→ **PROBLEM TO WORK ON**
Quote the full listing word for word.

* start STORED DATA *

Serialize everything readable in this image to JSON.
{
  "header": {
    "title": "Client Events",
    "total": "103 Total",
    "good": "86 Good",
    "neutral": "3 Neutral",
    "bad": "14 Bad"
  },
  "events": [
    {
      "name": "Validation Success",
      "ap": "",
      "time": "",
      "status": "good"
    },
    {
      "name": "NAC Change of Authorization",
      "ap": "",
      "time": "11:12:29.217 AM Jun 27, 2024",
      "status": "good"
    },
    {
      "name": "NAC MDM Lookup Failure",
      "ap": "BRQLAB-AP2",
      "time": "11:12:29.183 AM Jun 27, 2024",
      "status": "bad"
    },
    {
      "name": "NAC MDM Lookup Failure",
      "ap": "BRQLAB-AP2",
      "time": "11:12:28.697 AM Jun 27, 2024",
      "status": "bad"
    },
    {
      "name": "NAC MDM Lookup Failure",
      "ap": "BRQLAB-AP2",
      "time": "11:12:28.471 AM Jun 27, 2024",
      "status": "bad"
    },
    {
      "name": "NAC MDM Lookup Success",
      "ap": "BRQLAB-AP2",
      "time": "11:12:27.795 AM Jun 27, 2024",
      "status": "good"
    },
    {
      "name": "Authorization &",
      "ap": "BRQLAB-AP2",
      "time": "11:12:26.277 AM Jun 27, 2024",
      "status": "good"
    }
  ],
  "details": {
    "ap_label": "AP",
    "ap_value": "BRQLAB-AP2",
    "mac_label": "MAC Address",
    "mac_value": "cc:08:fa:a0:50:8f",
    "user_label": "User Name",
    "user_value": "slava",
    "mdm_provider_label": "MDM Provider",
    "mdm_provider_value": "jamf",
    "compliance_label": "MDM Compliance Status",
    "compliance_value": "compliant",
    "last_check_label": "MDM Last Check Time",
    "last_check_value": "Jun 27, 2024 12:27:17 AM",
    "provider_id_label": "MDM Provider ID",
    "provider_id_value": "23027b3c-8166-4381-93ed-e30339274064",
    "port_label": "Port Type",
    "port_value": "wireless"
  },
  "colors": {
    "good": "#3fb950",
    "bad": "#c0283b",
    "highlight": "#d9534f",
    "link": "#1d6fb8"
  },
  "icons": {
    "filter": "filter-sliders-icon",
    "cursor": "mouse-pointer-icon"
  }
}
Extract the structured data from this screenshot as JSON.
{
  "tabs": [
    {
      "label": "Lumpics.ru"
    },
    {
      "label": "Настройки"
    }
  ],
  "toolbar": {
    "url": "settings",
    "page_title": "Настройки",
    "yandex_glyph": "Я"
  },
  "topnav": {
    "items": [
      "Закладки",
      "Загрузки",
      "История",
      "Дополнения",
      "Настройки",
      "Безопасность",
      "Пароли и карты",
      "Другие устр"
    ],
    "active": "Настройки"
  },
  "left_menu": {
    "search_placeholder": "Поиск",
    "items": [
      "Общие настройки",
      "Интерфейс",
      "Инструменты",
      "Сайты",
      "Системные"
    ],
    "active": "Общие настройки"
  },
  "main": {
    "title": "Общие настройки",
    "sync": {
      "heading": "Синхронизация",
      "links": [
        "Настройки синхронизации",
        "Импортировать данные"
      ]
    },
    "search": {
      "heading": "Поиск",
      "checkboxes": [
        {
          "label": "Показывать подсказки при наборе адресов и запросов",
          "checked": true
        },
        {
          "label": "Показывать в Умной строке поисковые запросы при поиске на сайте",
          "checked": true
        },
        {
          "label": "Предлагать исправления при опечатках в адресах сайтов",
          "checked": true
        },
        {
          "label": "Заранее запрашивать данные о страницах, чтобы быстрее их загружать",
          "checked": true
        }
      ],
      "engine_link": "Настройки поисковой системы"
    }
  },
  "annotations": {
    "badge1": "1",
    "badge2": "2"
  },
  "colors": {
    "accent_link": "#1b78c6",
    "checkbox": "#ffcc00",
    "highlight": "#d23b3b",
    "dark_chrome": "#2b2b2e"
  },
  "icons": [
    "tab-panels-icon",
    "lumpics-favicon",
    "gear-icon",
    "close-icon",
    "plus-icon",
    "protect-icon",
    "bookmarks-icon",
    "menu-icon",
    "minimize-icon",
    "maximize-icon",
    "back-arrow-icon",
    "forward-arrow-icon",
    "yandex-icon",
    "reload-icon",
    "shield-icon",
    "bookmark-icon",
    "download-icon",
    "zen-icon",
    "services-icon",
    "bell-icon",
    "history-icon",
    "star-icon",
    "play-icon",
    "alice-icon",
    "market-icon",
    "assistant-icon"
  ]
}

* end STORED DATA *

→ **SOLUTION**
Serialize everything readable in this image to JSON.
{
  "header": {
    "title": "Client Events",
    "total": "103 Total",
    "good": "86 Good",
    "neutral": "3 Neutral",
    "bad": "14 Bad"
  },
  "events": [
    {
      "name": "Validation Success",
      "ap": "",
      "time": "",
      "status": "good"
    },
    {
      "name": "NAC Change of Authorization",
      "ap": "",
      "time": "11:12:29.217 AM Jun 27, 2024",
      "status": "good"
    },
    {
      "name": "NAC MDM Lookup Failure",
      "ap": "BRQLAB-AP2",
      "time": "11:12:29.183 AM Jun 27, 2024",
      "status": "bad"
    },
    {
      "name": "NAC MDM Lookup Failure",
      "ap": "BRQLAB-AP2",
      "time": "11:12:28.697 AM Jun 27, 2024",
      "status": "bad"
    },
    {
      "name": "NAC MDM Lookup Failure",
      "ap": "BRQLAB-AP2",
      "time": "11:12:28.471 AM Jun 27, 2024",
      "status": "bad"
    },
    {
      "name": "NAC MDM Lookup Success",
      "ap": "BRQLAB-AP2",
      "time": "11:12:27.795 AM Jun 27, 2024",
      "status": "good"
    },
    {
      "name": "Authorization &",
      "ap": "BRQLAB-AP2",
      "time": "11:12:26.277 AM Jun 27, 2024",
      "status": "good"
    }
  ],
  "details": {
    "ap_label": "AP",
    "ap_value": "BRQLAB-AP2",
    "mac_label": "MAC Address",
    "mac_value": "cc:08:fa:a0:50:8f",
    "user_label": "User Name",
    "user_value": "slava",
    "mdm_provider_label": "MDM Provider",
    "mdm_provider_value": "jamf",
    "compliance_label": "MDM Compliance Status",
    "compliance_value": "compliant",
    "last_check_label": "MDM Last Check Time",
    "last_check_value": "Jun 27, 2024 12:27:17 AM",
    "provider_id_label": "MDM Provider ID",
    "provider_id_value": "23027b3c-8166-4381-93ed-e30339274064",
    "port_label": "Port Type",
    "port_value": "wireless"
  },
  "colors": {
    "good": "#3fb950",
    "bad": "#c0283b",
    "highlight": "#d9534f",
    "link": "#1d6fb8"
  },
  "icons": {
    "filter": "filter-sliders-icon",
    "cursor": "mouse-pointer-icon"
  }
}
Extract the structured data from this screenshot as JSON.
{
  "tabs": [
    {
      "label": "Lumpics.ru"
    },
    {
      "label": "Настройки"
    }
  ],
  "toolbar": {
    "url": "settings",
    "page_title": "Настройки",
    "yandex_glyph": "Я"
  },
  "topnav": {
    "items": [
      "Закладки",
      "Загрузки",
      "История",
      "Дополнения",
      "Настройки",
      "Безопасность",
      "Пароли и карты",
      "Другие устр"
    ],
    "active": "Настройки"
  },
  "left_menu": {
    "search_placeholder": "Поиск",
    "items": [
      "Общие настройки",
      "Интерфейс",
      "Инструменты",
      "Сайты",
      "Системные"
    ],
    "active": "Общие настройки"
  },
  "main": {
    "title": "Общие настройки",
    "sync": {
      "heading": "Синхронизация",
      "links": [
        "Настройки синхронизации",
        "Импортировать данные"
      ]
    },
    "search": {
      "heading": "Поиск",
      "checkboxes": [
        {
          "label": "Показывать подсказки при наборе адресов и запросов",
          "checked": true
        },
        {
          "label": "Показывать в Умной строке поисковые запросы при поиске на сайте",
          "checked": true
        },
        {
          "label": "Предлагать исправления при опечатках в адресах сайтов",
          "checked": true
        },
        {
          "label": "Заранее запрашивать данные о страницах, чтобы быстрее их загружать",
          "checked": true
        }
      ],
      "engine_link": "Настройки поисковой системы"
    }
  },
  "annotations": {
    "badge1": "1",
    "badge2": "2"
  },
  "colors": {
    "accent_link": "#1b78c6",
    "checkbox": "#ffcc00",
    "highlight": "#d23b3b",
    "dark_chrome": "#2b2b2e"
  },
  "icons": [
    "tab-panels-icon",
    "lumpics-favicon",
    "gear-icon",
    "close-icon",
    "plus-icon",
    "protect-icon",
    "bookmarks-icon",
    "menu-icon",
    "minimize-icon",
    "maximize-icon",
    "back-arrow-icon",
    "forward-arrow-icon",
    "yandex-icon",
    "reload-icon",
    "shield-icon",
    "bookmark-icon",
    "download-icon",
    "zen-icon",
    "services-icon",
    "bell-icon",
    "history-icon",
    "star-icon",
    "play-icon",
    "alice-icon",
    "market-icon",
    "assistant-icon"
  ]
}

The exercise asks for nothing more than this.